MATERIAL FOR THIS EXERCISE >>
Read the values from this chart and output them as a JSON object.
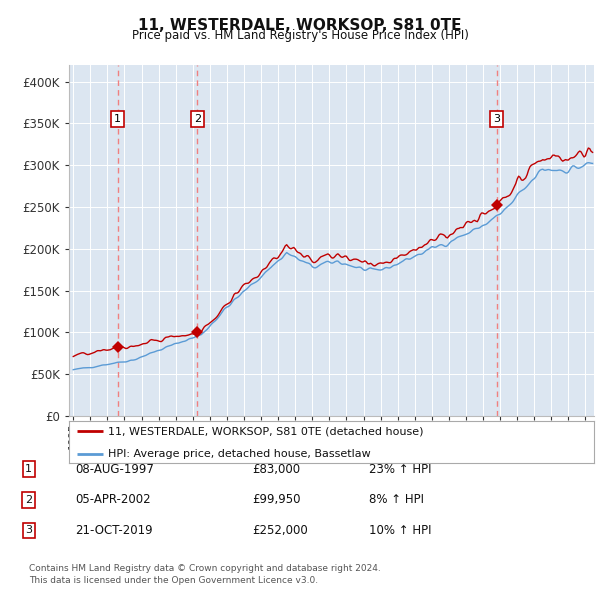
{
  "title": "11, WESTERDALE, WORKSOP, S81 0TE",
  "subtitle": "Price paid vs. HM Land Registry's House Price Index (HPI)",
  "ylim": [
    0,
    420000
  ],
  "yticks": [
    0,
    50000,
    100000,
    150000,
    200000,
    250000,
    300000,
    350000,
    400000
  ],
  "ytick_labels": [
    "£0",
    "£50K",
    "£100K",
    "£150K",
    "£200K",
    "£250K",
    "£300K",
    "£350K",
    "£400K"
  ],
  "background_color": "#ffffff",
  "plot_bg_color": "#dce6f1",
  "grid_color": "#ffffff",
  "sale_color": "#c00000",
  "hpi_color": "#5b9bd5",
  "dashed_line_color": "#f08080",
  "transaction_table": [
    {
      "num": "1",
      "date": "08-AUG-1997",
      "price": "£83,000",
      "change": "23% ↑ HPI"
    },
    {
      "num": "2",
      "date": "05-APR-2002",
      "price": "£99,950",
      "change": "8% ↑ HPI"
    },
    {
      "num": "3",
      "date": "21-OCT-2019",
      "price": "£252,000",
      "change": "10% ↑ HPI"
    }
  ],
  "legend_entries": [
    "11, WESTERDALE, WORKSOP, S81 0TE (detached house)",
    "HPI: Average price, detached house, Bassetlaw"
  ],
  "footer": "Contains HM Land Registry data © Crown copyright and database right 2024.\nThis data is licensed under the Open Government Licence v3.0.",
  "xlim_start": 1994.75,
  "xlim_end": 2025.5,
  "sale_years_dec": [
    1997.6,
    2002.26,
    2019.8
  ],
  "sale_prices": [
    83000,
    99950,
    252000
  ],
  "sale_labels": [
    "1",
    "2",
    "3"
  ]
}
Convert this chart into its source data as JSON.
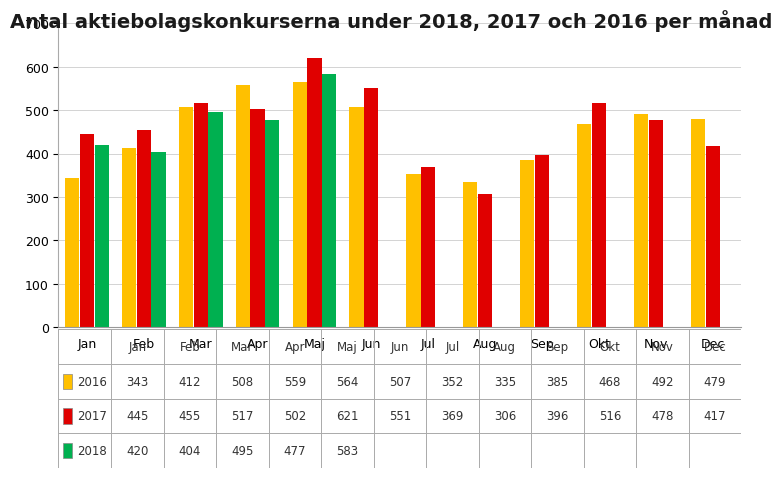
{
  "title": "Antal aktiebolagskonkurserna under 2018, 2017 och 2016 per månad",
  "months": [
    "Jan",
    "Feb",
    "Mar",
    "Apr",
    "Maj",
    "Jun",
    "Jul",
    "Aug",
    "Sep",
    "Okt",
    "Nov",
    "Dec"
  ],
  "series": {
    "2016": [
      343,
      412,
      508,
      559,
      564,
      507,
      352,
      335,
      385,
      468,
      492,
      479
    ],
    "2017": [
      445,
      455,
      517,
      502,
      621,
      551,
      369,
      306,
      396,
      516,
      478,
      417
    ],
    "2018": [
      420,
      404,
      495,
      477,
      583,
      null,
      null,
      null,
      null,
      null,
      null,
      null
    ]
  },
  "colors": {
    "2016": "#FFC000",
    "2017": "#E00000",
    "2018": "#00B050"
  },
  "ylim": [
    0,
    700
  ],
  "yticks": [
    0,
    100,
    200,
    300,
    400,
    500,
    600,
    700
  ],
  "bar_width": 0.26,
  "title_fontsize": 14,
  "tick_fontsize": 9,
  "table_fontsize": 8.5,
  "background_color": "#FFFFFF"
}
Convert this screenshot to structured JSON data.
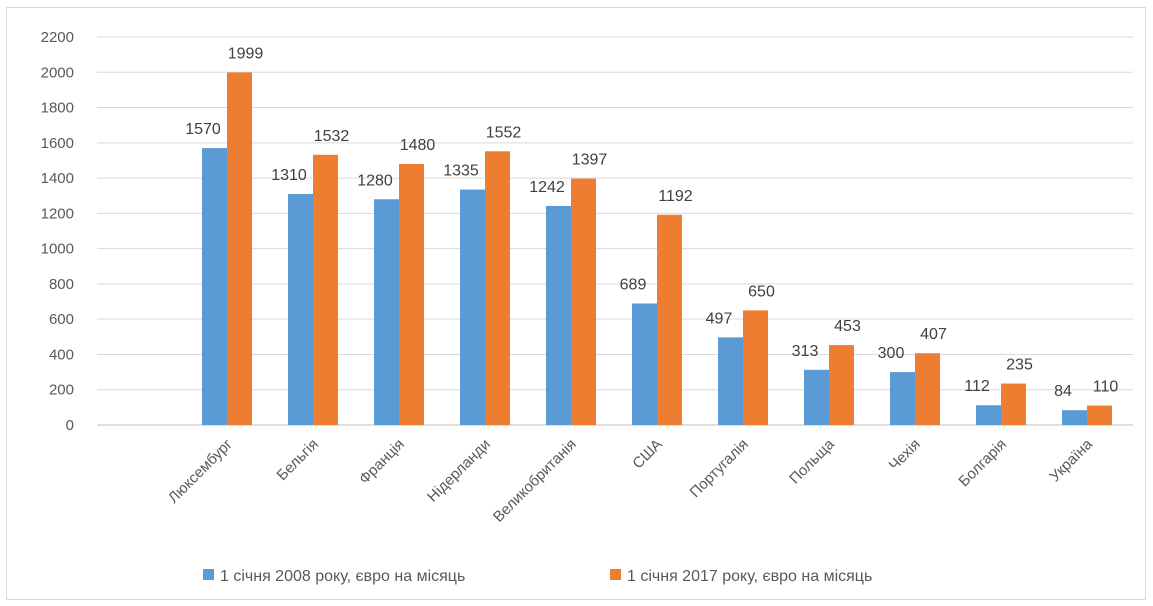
{
  "chart_data": {
    "type": "bar",
    "categories": [
      "Люксембург",
      "Бельгія",
      "Франція",
      "Нідерланди",
      "Великобританія",
      "США",
      "Португалія",
      "Польща",
      "Чехія",
      "Болгарія",
      "Україна"
    ],
    "series": [
      {
        "name": "1 січня 2008 року, євро на місяць",
        "color": "#5b9bd5",
        "values": [
          1570,
          1310,
          1280,
          1335,
          1242,
          689,
          497,
          313,
          300,
          112,
          84
        ]
      },
      {
        "name": "1 січня 2017 року, євро на місяць",
        "color": "#ed7d31",
        "values": [
          1999,
          1532,
          1480,
          1552,
          1397,
          1192,
          650,
          453,
          407,
          235,
          110
        ]
      }
    ],
    "ylim": [
      0,
      2200
    ],
    "yticks": [
      0,
      200,
      400,
      600,
      800,
      1000,
      1200,
      1400,
      1600,
      1800,
      2000,
      2200
    ],
    "grid": true,
    "data_labels": true,
    "legend_position": "bottom",
    "title": "",
    "xlabel": "",
    "ylabel": ""
  }
}
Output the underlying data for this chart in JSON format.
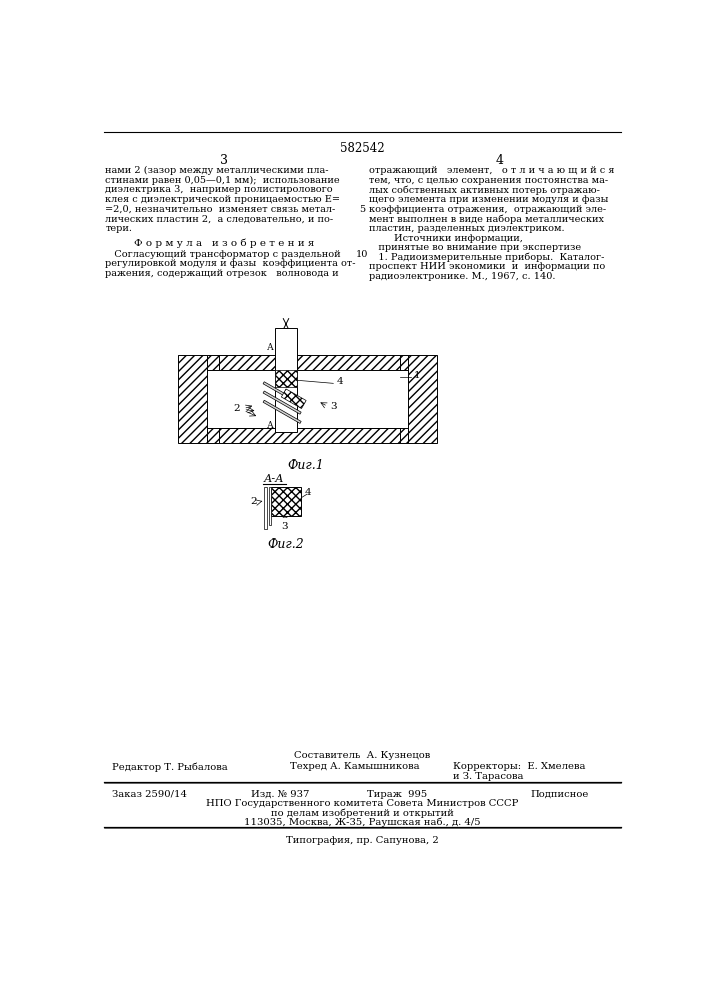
{
  "bg_color": "#ffffff",
  "page_number_center": "582542",
  "page_col_left": "3",
  "page_col_right": "4",
  "col_left_text": [
    "нами 2 (зазор между металлическими пла-",
    "стинами равен 0,05—0,1 мм);  использование",
    "диэлектрика 3,  например полистиролового",
    "клея с диэлектрической проницаемостью E=",
    "=2,0, незначительно  изменяет связь метал-",
    "лических пластин 2,  а следовательно, и по-",
    "тери."
  ],
  "formula_header": "Ф о р м у л а   и з о б р е т е н и я",
  "formula_text": [
    "   Согласующий трансформатор с раздельной",
    "регулировкой модуля и фазы  коэффициента от-",
    "ражения, содержащий отрезок   волновода и"
  ],
  "line_number": "5",
  "line_number2": "10",
  "col_right_text": [
    "отражающий   элемент,   о т л и ч а ю щ и й с я",
    "тем, что, с целью сохранения постоянства ма-",
    "лых собственных активных потерь отражаю-",
    "щего элемента при изменении модуля и фазы",
    "коэффициента отражения,  отражающий эле-",
    "мент выполнен в виде набора металлических",
    "пластин, разделенных диэлектриком.",
    "        Источники информации,",
    "   принятые во внимание при экспертизе",
    "   1. Радиоизмерительные приборы.  Каталог-",
    "проспект НИИ экономики  и  информации по",
    "радиоэлектронике. М., 1967, с. 140."
  ],
  "fig1_label": "Фиг.1",
  "fig2_label": "Фиг.2",
  "aa_label": "А-А",
  "footer_sestavitel": "Составитель  А. Кузнецов",
  "footer_redaktor": "Редактор Т. Рыбалова",
  "footer_texred": "Техред А. Камышникова",
  "footer_korrektor1": "Корректоры:  Е. Хмелева",
  "footer_korrektor2": "и З. Тарасова",
  "footer_zakaz": "Заказ 2590/14",
  "footer_izd": "Изд. № 937",
  "footer_tirazh": "Тираж  995",
  "footer_podpisnoe": "Подписное",
  "footer_npo1": "НПО Государственного комитета Совета Министров СССР",
  "footer_npo2": "по делам изобретений и открытий",
  "footer_npo3": "113035, Москва, Ж-35, Раушская наб., д. 4/5",
  "footer_last": "Типография, пр. Сапунова, 2"
}
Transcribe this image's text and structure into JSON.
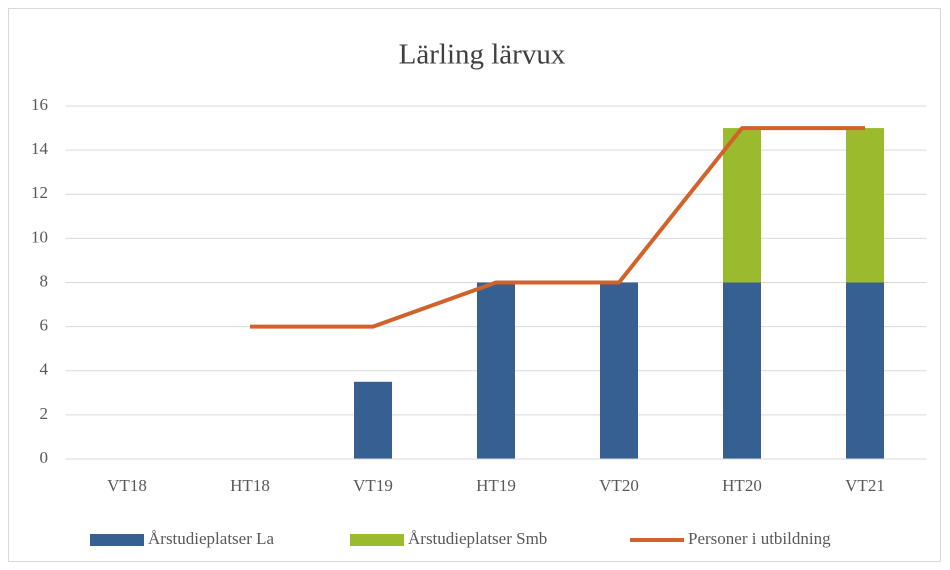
{
  "chart_data": {
    "type": "bar",
    "stacked": true,
    "title": "Lärling lärvux",
    "categories": [
      "VT18",
      "HT18",
      "VT19",
      "HT19",
      "VT20",
      "HT20",
      "VT21"
    ],
    "series": [
      {
        "name": "Årstudieplatser La",
        "type": "bar",
        "color": "#376092",
        "values": [
          null,
          null,
          3.5,
          8,
          8,
          8,
          8
        ]
      },
      {
        "name": "Årstudieplatser Smb",
        "type": "bar",
        "color": "#9bbb2e",
        "values": [
          null,
          null,
          null,
          null,
          null,
          7,
          7
        ]
      },
      {
        "name": "Personer i utbildning",
        "type": "line",
        "color": "#d0622a",
        "values": [
          null,
          6,
          6,
          8,
          8,
          15,
          15
        ]
      }
    ],
    "ylim": [
      0,
      16
    ],
    "yticks": [
      0,
      2,
      4,
      6,
      8,
      10,
      12,
      14,
      16
    ],
    "grid": true,
    "legend": "bottom"
  }
}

WHAT IS BEING ASKED >> Which lines contain the word "WESTERDALE"? Copy each of them.

FINAL ANSWER >>
  "title": "11, WESTERDALE, WORKSOP, S81 0TE",
    "11, WESTERDALE, WORKSOP, S81 0TE (detached house)",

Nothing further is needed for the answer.